# START OF Listed entries
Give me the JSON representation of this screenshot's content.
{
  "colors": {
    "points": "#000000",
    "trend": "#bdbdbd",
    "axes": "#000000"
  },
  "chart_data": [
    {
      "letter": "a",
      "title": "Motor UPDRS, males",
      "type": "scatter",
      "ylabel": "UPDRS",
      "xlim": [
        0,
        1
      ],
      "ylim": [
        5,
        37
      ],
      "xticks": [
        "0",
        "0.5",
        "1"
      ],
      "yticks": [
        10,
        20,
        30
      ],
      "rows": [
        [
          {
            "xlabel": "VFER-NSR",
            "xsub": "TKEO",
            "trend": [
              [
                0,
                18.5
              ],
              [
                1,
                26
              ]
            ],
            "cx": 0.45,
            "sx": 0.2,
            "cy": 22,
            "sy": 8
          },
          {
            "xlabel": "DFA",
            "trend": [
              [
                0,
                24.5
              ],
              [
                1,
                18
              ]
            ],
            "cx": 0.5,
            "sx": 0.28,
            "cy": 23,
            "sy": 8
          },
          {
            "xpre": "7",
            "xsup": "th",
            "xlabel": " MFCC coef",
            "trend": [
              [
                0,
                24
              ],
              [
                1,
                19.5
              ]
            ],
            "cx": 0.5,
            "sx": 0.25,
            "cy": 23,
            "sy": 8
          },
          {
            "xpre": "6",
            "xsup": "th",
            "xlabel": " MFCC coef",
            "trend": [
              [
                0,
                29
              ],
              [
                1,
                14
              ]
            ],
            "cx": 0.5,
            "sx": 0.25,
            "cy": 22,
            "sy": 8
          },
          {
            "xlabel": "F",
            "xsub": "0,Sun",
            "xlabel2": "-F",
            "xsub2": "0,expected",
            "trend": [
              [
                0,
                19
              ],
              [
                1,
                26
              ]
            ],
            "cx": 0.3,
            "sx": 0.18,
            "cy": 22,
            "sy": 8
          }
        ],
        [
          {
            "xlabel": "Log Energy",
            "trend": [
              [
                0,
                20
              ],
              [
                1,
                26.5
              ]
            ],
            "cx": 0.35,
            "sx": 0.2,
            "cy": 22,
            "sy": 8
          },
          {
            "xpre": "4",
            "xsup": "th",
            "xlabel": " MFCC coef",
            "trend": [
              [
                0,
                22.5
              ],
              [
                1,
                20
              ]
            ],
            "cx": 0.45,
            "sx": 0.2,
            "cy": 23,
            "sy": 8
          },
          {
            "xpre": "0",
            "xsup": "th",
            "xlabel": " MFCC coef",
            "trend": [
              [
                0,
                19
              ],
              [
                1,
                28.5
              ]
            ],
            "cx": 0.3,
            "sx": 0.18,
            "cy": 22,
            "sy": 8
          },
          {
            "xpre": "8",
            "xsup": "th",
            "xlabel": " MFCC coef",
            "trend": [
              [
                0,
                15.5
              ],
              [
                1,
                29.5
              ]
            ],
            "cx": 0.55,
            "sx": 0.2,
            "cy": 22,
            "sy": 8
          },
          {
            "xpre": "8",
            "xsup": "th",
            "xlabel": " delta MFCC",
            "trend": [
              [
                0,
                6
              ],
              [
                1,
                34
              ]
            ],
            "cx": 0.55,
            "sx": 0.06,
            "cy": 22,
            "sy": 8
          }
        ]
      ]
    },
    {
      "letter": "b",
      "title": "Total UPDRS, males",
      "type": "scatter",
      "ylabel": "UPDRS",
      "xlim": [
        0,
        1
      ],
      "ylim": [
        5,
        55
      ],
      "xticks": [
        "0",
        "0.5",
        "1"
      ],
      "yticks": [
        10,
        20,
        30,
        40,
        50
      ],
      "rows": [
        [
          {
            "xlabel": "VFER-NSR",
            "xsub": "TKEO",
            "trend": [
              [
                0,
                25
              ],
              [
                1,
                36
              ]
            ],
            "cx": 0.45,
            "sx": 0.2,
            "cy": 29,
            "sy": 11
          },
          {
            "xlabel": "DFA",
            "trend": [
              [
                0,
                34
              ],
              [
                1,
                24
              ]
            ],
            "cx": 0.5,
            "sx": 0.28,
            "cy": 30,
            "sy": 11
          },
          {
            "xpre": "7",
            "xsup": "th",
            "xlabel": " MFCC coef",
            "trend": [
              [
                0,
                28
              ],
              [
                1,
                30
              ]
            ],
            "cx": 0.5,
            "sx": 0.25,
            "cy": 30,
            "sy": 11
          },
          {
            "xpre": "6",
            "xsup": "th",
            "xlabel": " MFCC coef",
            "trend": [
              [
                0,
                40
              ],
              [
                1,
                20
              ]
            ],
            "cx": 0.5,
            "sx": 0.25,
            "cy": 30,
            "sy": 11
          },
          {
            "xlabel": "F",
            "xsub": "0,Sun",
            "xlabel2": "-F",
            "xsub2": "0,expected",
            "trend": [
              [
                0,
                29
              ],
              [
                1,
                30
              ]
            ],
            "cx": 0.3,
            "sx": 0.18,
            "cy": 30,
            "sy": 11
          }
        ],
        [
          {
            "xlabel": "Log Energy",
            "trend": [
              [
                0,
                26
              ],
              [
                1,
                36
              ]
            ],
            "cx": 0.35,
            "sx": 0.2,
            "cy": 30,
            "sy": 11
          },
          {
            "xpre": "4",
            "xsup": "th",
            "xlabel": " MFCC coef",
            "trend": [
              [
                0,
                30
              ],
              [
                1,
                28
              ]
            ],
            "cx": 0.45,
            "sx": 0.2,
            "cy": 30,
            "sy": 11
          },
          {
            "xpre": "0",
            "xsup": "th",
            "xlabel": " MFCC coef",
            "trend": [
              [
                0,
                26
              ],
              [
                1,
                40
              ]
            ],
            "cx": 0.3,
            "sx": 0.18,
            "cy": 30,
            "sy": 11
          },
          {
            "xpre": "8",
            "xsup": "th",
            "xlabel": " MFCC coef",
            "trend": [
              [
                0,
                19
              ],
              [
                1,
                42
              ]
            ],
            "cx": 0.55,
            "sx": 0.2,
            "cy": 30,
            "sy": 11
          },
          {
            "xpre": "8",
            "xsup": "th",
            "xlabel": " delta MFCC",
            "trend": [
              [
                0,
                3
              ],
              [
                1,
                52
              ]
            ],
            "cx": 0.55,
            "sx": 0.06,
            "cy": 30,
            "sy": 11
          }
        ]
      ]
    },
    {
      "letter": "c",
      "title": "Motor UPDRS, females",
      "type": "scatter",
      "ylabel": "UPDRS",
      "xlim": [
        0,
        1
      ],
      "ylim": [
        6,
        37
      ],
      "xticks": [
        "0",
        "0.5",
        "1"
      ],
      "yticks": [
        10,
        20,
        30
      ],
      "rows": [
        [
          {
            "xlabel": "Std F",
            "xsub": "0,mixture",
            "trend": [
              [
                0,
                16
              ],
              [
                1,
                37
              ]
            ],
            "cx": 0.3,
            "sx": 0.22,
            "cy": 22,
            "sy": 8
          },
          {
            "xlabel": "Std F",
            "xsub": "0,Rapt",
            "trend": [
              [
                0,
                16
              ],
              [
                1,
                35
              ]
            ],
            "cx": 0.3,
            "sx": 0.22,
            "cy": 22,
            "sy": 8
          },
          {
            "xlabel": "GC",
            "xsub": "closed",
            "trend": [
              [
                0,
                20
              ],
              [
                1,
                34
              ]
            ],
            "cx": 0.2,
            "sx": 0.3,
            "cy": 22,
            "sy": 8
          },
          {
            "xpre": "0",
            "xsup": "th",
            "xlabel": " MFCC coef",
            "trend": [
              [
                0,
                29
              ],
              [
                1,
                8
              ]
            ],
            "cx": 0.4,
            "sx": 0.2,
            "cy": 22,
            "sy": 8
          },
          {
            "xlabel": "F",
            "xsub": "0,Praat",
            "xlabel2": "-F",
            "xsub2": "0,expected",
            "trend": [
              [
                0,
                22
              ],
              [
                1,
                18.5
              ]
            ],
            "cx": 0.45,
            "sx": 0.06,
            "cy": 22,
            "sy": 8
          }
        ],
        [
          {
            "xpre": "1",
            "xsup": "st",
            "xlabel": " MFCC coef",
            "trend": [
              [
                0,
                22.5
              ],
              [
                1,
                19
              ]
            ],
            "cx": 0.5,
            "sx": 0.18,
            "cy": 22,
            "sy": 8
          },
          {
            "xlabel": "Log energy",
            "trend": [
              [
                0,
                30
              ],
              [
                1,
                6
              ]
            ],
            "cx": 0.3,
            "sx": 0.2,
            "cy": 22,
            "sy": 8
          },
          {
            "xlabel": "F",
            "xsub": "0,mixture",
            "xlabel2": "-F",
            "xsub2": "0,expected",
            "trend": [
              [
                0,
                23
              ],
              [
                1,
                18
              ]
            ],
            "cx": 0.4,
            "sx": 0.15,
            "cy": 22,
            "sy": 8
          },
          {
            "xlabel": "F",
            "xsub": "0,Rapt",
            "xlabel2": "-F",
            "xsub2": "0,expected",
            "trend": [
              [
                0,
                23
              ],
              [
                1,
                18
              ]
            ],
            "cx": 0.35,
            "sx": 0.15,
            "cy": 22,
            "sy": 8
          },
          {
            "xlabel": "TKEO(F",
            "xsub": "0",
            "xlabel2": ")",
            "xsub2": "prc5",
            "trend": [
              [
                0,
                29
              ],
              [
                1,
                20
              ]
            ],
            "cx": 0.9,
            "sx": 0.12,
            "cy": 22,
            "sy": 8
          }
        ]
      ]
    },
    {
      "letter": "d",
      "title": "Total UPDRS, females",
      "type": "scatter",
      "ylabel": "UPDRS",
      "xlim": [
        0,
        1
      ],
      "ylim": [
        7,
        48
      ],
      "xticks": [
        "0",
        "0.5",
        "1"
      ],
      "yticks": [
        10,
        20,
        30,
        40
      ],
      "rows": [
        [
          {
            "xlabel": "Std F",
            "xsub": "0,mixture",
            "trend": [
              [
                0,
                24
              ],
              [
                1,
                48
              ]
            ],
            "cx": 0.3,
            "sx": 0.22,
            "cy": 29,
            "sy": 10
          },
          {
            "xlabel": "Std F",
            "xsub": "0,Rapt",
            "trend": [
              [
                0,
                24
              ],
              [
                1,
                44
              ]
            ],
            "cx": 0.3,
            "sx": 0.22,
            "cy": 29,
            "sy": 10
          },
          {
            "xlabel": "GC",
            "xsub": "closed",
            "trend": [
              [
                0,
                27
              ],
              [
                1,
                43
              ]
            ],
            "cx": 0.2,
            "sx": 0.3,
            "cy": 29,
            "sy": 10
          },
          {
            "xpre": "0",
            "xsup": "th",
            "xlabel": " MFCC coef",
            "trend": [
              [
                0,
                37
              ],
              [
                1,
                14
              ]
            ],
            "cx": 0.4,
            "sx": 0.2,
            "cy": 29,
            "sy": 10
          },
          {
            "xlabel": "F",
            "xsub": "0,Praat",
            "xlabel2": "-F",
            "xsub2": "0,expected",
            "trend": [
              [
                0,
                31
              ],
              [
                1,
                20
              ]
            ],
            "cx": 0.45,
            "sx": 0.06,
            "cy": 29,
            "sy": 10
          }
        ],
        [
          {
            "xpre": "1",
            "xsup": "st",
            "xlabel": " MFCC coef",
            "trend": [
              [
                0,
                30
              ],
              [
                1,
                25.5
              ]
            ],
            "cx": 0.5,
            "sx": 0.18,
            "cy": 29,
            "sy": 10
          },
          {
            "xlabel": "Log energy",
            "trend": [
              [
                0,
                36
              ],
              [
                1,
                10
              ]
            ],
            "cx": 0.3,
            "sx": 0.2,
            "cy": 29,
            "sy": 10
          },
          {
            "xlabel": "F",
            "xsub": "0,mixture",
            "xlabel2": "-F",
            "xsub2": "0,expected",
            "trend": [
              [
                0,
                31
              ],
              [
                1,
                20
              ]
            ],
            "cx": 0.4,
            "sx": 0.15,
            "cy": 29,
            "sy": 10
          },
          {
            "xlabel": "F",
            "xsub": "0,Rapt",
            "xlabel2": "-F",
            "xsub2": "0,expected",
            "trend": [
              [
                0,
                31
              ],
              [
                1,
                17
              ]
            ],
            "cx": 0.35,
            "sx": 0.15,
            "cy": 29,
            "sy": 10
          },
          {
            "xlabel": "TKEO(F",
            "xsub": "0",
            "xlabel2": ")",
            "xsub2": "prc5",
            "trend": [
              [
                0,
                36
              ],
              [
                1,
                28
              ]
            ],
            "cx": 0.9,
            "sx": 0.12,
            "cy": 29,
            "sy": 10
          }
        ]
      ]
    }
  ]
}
# END OF Listed entries
Exercise details: Search the listing for the string "females". Copy each line where it turns up.

Finished task:
      "title": "Motor UPDRS, females",
      "title": "Total UPDRS, females",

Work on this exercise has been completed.